Collect each line of the records containing the string "طريق".
+++ DATA SECTION
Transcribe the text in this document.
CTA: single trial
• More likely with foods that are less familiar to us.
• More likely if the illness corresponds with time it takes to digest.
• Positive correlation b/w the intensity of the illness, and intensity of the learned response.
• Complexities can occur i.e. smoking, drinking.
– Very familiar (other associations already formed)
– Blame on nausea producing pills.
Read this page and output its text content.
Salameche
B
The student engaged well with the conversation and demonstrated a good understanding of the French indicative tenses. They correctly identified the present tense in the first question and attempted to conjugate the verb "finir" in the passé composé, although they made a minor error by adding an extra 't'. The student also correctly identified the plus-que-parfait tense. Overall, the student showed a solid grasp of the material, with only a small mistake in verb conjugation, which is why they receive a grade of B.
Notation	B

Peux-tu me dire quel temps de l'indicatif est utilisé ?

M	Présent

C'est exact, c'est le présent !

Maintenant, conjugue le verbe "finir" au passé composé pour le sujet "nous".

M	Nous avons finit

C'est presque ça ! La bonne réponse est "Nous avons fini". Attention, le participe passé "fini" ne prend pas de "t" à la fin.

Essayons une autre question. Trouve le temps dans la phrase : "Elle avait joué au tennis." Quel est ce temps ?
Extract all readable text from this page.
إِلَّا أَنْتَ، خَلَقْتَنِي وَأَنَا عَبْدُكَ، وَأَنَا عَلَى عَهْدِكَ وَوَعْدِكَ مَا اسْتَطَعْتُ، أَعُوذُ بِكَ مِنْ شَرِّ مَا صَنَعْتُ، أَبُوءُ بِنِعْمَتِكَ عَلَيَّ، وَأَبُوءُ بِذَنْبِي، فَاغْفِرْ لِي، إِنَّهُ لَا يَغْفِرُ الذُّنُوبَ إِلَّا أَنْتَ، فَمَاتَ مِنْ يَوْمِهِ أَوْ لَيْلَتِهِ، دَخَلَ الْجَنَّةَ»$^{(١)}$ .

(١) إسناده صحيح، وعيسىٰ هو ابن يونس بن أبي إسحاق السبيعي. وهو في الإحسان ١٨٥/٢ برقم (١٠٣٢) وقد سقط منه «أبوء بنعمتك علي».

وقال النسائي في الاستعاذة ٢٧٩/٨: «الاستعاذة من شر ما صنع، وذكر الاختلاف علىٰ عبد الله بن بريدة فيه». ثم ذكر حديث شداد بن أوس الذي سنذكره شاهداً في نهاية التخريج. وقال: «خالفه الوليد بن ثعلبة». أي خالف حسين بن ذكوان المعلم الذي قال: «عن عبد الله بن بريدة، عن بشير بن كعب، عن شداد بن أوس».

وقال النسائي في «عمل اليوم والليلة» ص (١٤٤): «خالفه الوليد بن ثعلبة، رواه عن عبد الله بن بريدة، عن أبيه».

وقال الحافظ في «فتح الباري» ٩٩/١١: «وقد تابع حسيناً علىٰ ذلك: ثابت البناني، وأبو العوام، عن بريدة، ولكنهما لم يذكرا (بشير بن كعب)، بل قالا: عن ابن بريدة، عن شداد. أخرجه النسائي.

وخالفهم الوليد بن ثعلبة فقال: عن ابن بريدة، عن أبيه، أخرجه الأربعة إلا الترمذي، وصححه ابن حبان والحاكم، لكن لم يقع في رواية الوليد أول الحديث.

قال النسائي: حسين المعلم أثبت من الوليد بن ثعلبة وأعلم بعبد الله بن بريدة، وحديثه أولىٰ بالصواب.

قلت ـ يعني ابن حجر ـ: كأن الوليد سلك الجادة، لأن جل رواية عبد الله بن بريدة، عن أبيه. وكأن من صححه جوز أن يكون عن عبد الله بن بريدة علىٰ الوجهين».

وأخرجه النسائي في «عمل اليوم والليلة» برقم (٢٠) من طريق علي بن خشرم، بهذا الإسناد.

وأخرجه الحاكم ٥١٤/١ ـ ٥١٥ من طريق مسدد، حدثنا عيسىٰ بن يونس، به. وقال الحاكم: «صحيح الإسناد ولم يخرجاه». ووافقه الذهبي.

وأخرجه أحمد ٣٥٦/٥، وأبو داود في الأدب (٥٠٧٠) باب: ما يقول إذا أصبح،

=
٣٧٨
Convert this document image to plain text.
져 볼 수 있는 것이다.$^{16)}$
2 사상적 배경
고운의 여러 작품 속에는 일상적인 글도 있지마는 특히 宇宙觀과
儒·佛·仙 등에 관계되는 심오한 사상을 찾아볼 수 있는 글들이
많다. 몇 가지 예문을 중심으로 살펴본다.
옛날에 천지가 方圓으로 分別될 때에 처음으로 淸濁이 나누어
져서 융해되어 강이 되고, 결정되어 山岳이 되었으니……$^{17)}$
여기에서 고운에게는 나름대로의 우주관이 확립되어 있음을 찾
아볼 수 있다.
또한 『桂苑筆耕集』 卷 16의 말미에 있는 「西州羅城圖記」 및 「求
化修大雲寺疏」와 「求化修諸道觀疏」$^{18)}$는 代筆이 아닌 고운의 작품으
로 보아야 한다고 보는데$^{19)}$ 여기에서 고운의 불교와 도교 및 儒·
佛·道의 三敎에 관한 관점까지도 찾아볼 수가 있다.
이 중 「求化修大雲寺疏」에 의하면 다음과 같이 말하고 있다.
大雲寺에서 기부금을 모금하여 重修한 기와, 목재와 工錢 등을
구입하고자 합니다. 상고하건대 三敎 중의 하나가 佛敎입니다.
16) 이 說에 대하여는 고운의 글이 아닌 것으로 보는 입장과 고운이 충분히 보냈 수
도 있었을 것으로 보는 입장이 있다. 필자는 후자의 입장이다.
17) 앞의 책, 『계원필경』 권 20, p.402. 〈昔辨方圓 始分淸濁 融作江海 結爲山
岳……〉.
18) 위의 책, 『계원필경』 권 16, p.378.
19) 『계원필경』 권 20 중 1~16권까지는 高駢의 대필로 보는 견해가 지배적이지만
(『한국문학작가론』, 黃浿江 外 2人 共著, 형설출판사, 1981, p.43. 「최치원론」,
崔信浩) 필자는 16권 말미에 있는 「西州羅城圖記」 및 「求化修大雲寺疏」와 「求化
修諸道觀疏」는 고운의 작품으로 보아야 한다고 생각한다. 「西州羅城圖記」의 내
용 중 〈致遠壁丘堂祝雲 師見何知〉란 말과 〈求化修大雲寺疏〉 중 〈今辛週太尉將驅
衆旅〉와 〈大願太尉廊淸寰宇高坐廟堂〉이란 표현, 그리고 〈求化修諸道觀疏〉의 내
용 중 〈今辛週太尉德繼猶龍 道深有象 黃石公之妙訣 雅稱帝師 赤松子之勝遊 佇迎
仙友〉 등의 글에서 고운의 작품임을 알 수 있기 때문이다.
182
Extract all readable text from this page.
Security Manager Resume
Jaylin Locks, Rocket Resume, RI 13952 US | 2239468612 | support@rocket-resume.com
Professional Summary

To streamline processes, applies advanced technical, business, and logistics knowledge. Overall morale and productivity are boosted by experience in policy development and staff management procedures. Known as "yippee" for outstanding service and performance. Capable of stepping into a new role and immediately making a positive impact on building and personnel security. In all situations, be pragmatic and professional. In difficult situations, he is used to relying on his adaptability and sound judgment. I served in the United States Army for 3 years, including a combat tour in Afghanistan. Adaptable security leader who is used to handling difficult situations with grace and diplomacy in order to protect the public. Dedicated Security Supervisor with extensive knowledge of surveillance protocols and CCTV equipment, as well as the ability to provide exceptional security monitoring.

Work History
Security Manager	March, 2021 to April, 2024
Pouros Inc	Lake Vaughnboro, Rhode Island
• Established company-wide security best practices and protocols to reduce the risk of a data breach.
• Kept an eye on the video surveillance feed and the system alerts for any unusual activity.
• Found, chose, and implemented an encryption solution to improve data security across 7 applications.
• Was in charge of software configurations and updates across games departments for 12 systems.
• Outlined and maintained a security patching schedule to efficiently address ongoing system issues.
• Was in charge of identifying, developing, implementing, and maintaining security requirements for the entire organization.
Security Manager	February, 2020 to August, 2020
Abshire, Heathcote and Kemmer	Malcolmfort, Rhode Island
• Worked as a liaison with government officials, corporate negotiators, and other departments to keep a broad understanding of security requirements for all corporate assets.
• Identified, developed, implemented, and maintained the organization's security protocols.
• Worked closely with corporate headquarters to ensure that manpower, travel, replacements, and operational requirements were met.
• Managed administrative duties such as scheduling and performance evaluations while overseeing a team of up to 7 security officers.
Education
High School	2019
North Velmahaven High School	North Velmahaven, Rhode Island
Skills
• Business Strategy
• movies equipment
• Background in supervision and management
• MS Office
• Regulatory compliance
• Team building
++++++
SOLVED EXERCISE -
وأخرجه النسائي في «عمل اليوم والليلة» برقم (٢٠) من طريق علي بن خشرم، بهذا الإسناد.
وأخرجه الحاكم ٥١٤/١ ـ ٥١٥ من طريق مسدد، حدثنا عيسىٰ بن يونس، به. وقال الحاكم: «صحيح الإسناد ولم يخرجاه». ووافقه الذهبي.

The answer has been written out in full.